**Records supplied**
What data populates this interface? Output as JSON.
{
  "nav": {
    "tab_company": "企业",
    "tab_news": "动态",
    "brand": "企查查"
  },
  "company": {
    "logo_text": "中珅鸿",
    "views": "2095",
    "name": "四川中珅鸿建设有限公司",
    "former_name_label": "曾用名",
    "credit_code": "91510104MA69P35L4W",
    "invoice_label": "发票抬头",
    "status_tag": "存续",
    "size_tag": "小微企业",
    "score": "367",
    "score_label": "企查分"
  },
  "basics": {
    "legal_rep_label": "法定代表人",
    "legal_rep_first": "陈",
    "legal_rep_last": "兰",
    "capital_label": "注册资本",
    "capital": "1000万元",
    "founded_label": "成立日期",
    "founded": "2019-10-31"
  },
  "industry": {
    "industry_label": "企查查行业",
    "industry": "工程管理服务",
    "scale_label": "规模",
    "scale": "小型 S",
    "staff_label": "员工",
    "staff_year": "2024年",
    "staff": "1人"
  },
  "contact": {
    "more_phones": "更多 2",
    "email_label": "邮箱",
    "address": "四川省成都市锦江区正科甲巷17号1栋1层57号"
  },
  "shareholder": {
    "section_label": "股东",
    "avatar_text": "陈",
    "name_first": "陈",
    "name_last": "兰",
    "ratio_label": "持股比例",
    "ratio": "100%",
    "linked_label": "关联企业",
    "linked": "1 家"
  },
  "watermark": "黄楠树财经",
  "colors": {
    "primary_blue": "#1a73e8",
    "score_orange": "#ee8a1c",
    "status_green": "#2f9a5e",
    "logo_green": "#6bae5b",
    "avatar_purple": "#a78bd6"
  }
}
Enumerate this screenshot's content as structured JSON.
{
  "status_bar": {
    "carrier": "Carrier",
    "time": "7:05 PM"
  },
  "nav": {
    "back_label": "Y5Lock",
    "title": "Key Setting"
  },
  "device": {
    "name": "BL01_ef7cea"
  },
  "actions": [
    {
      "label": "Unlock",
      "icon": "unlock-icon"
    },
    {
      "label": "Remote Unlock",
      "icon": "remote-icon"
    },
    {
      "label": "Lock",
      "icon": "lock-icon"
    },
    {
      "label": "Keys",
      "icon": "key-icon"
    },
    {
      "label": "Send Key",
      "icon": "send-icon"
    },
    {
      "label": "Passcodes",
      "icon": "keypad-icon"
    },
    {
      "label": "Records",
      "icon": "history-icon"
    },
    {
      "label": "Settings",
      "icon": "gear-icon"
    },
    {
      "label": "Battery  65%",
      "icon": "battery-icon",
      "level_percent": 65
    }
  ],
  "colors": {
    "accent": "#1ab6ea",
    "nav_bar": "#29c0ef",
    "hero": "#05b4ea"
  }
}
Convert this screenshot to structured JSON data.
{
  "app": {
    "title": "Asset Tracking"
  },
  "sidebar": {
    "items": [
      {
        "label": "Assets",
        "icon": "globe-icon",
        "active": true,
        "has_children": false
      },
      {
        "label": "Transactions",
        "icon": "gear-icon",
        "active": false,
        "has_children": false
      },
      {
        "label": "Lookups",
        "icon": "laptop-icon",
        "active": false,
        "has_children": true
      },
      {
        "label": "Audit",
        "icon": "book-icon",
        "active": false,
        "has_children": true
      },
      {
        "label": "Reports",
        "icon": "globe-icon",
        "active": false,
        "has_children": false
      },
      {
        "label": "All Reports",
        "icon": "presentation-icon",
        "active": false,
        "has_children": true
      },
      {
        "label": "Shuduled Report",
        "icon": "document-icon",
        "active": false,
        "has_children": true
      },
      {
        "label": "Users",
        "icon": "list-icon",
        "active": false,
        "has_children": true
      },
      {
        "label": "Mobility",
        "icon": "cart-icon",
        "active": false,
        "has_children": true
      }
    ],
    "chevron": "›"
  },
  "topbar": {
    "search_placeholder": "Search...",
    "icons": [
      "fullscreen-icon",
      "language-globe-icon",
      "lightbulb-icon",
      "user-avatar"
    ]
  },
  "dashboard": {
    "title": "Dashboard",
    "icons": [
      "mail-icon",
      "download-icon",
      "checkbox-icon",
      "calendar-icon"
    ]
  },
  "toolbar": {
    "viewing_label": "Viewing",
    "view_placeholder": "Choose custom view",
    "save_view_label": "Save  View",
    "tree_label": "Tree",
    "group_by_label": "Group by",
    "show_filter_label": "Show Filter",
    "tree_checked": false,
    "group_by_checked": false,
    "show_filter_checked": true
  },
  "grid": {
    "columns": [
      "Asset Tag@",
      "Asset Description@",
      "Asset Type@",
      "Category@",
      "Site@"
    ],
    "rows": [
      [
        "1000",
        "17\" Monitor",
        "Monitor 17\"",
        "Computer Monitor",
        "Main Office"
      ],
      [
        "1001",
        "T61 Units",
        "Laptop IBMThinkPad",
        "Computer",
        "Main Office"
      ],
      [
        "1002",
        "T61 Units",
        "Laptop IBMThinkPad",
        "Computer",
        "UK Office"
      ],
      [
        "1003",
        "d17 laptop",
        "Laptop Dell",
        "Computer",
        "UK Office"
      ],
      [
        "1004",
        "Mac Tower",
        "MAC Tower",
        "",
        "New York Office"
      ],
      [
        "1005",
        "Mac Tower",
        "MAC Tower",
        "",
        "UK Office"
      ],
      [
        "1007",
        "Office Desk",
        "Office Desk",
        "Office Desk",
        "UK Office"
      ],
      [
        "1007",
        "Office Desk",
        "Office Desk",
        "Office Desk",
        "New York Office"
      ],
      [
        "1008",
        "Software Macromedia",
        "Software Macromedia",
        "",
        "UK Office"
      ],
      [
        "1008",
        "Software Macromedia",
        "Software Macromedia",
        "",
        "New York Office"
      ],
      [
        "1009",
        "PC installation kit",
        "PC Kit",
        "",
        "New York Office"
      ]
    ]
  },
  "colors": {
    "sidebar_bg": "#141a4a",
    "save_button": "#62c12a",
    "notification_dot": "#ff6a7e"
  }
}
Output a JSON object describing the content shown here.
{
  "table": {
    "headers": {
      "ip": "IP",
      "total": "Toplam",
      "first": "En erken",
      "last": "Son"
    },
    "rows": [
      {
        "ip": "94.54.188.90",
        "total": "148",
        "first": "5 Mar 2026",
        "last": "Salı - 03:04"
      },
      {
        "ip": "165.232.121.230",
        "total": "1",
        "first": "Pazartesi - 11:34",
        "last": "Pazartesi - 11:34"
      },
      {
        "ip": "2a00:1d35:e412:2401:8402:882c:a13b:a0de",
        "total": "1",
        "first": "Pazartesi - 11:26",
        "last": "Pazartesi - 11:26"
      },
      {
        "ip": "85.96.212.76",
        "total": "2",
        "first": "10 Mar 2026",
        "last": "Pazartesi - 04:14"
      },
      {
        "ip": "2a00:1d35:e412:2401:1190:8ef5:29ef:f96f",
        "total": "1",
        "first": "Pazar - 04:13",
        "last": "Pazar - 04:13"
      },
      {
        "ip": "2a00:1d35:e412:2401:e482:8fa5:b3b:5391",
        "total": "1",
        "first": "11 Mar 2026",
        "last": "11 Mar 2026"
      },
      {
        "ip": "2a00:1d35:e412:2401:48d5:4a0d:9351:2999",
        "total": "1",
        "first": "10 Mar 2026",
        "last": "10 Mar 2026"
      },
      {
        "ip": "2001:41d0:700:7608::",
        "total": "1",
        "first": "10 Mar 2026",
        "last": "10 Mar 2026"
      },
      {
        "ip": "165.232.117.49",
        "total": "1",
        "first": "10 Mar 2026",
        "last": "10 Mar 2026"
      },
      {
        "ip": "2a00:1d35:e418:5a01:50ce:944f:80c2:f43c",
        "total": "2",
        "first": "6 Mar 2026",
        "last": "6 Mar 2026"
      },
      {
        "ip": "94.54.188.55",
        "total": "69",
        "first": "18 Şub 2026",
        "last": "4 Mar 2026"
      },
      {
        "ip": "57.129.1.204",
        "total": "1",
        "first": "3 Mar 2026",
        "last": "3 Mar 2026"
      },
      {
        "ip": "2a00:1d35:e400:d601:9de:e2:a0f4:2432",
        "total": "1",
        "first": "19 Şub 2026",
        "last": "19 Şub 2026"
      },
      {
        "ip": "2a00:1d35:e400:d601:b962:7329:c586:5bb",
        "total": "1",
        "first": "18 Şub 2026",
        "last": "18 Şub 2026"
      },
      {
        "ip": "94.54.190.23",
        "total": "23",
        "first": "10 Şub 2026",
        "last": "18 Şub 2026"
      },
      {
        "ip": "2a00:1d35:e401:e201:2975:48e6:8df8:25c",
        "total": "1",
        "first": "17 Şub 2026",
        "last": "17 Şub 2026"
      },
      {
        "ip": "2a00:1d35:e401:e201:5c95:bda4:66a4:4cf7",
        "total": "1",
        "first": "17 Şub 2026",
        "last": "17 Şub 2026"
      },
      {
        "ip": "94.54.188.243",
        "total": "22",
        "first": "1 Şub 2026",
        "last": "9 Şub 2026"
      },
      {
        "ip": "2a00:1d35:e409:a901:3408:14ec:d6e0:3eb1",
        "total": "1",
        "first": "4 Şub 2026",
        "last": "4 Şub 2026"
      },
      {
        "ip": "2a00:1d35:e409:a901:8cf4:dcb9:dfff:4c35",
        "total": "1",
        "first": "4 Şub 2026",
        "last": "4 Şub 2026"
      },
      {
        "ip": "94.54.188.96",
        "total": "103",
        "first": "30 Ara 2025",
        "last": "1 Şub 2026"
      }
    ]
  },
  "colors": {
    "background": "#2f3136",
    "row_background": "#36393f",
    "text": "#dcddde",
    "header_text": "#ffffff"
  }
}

**Stated task**
Scan the listing above. Gather each line that contains the word "title".

**Result of the task**
    "title": "Key Setting"
    "title": "Asset Tracking"
    "title": "Dashboard",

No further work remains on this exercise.